## Set exercise
Identify all lines in the listing that include the word "Toruń", and copy them out.

## Data rows
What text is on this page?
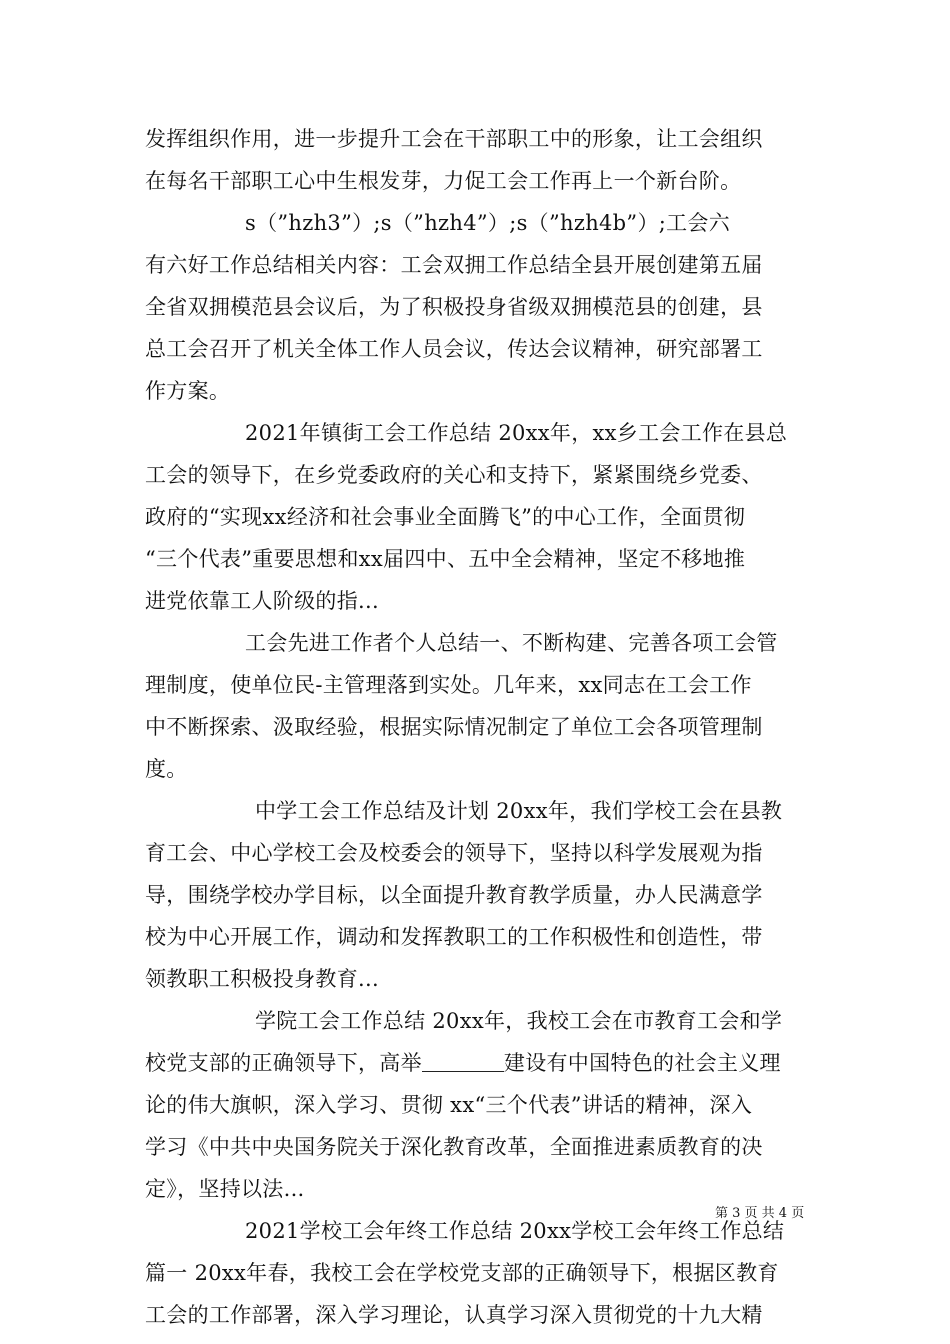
发挥组织作用，进一步提升工会在干部职工中的形象，让工会组织
在每名干部职工心中生根发芽，力促工会工作再上一个新台阶。
s（”hzh3”）;s（”hzh4”）;s（”hzh4b”）;工会六
有六好工作总结相关内容：工会双拥工作总结全县开展创建第五届
全省双拥模范县会议后，为了积极投身省级双拥模范县的创建，县
总工会召开了机关全体工作人员会议，传达会议精神，研究部署工
作方案。
2021年镇街工会工作总结 20xx年，xx乡工会工作在县总
工会的领导下，在乡党委政府的关心和支持下，紧紧围绕乡党委、
政府的“实现xx经济和社会事业全面腾飞”的中心工作，全面贯彻
“三个代表”重要思想和xx届四中、五中全会精神，坚定不移地推
进党依靠工人阶级的指...
工会先进工作者个人总结一、不断构建、完善各项工会管
理制度，使单位民-主管理落到实处。几年来，xx同志在工会工作
中不断探索、汲取经验，根据实际情况制定了单位工会各项管理制
度。
中学工会工作总结及计划 20xx年，我们学校工会在县教
育工会、中心学校工会及校委会的领导下，坚持以科学发展观为指
导，围绕学校办学目标，以全面提升教育教学质量，办人民满意学
校为中心开展工作，调动和发挥教职工的工作积极性和创造性，带
领教职工积极投身教育...
学院工会工作总结 20xx年，我校工会在市教育工会和学
校党支部的正确领导下，高举	建设有中国特色的社会主义理
论的伟大旗帜，深入学习、贯彻 xx“三个代表”讲话的精神，深入
学习《中共中央国务院关于深化教育改革，全面推进素质教育的决
定》，坚持以法...
2021学校工会年终工作总结 20xx学校工会年终工作总结
篇一 20xx年春，我校工会在学校党支部的正确领导下，根据区教育
工会的工作部署，深入学习理论，认真学习深入贯彻党的十九大精
第 3 页 共 4 页
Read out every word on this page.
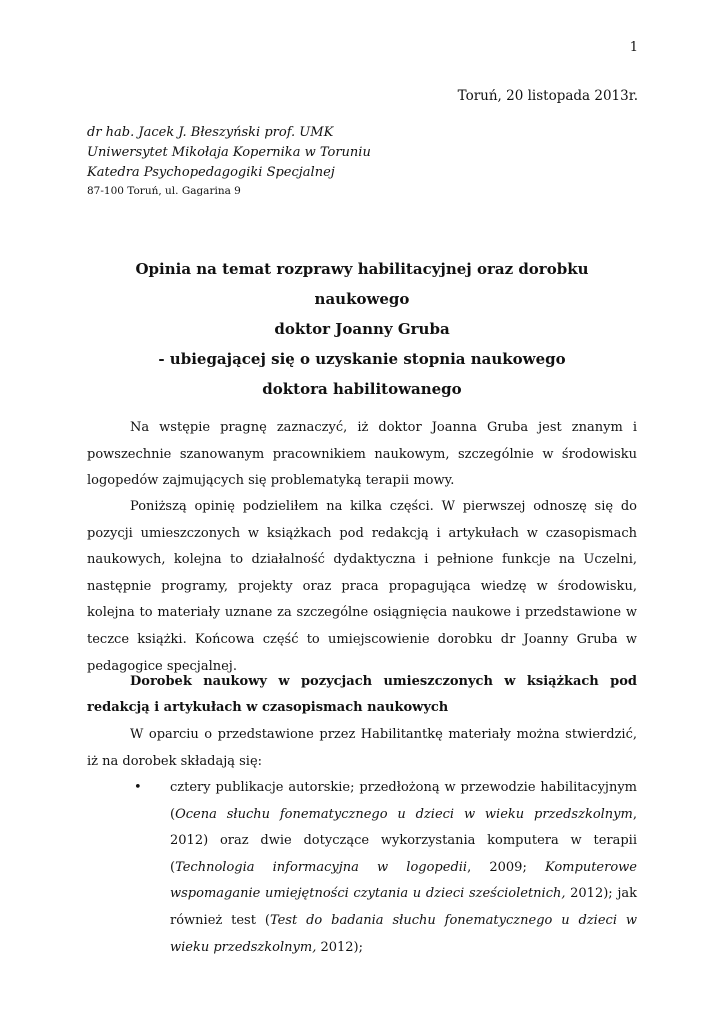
1
Toruń, 20 listopada 2013r.
dr hab. Jacek J. Błeszyński prof. UMK
Uniwersytet Mikołaja Kopernika w Toruniu
Katedra Psychopedagogiki Specjalnej
87-100 Toruń, ul. Gagarina 9
Opinia na temat rozprawy habilitacyjnej oraz dorobku naukowego
doktor Joanny Gruba
- ubiegającej się o uzyskanie stopnia naukowego
doktora habilitowanego

Na wstępie pragnę zaznaczyć, iż doktor Joanna Gruba jest znanym i powszechnie szanowanym pracownikiem naukowym, szczególnie w środowisku logopedów zajmujących się problematyką terapii mowy.

Poniższą opinię podzieliłem na kilka części. W pierwszej odnoszę się do pozycji umieszczonych w książkach pod redakcją i artykułach w czasopismach naukowych, kolejna to działalność dydaktyczna i pełnione funkcje na Uczelni, następnie programy, projekty oraz praca propagująca wiedzę w środowisku, kolejna to materiały uznane za szczególne osiągnięcia naukowe i przedstawione w teczce książki. Końcowa część to umiejscowienie dorobku dr Joanny Gruba w pedagogice specjalnej.

Dorobek naukowy w pozycjach umieszczonych w książkach pod redakcją i artykułach w czasopismach naukowych

W oparciu o przedstawione przez Habilitantkę materiały można stwierdzić, iż na dorobek składają się:

• cztery publikacje autorskie; przedłożoną w przewodzie habilitacyjnym (Ocena słuchu fonematycznego u dzieci w wieku przedszkolnym, 2012) oraz dwie dotyczące wykorzystania komputera w terapii (Technologia informacyjna w logopedii, 2009; Komputerowe wspomaganie umiejętności czytania u dzieci sześcioletnich, 2012); jak również test (Test do badania słuchu fonematycznego u dzieci w wieku przedszkolnym, 2012);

## Expected output
Toruń, 20 listopada 2013r.
87-100 Toruń, ul. Gagarina 9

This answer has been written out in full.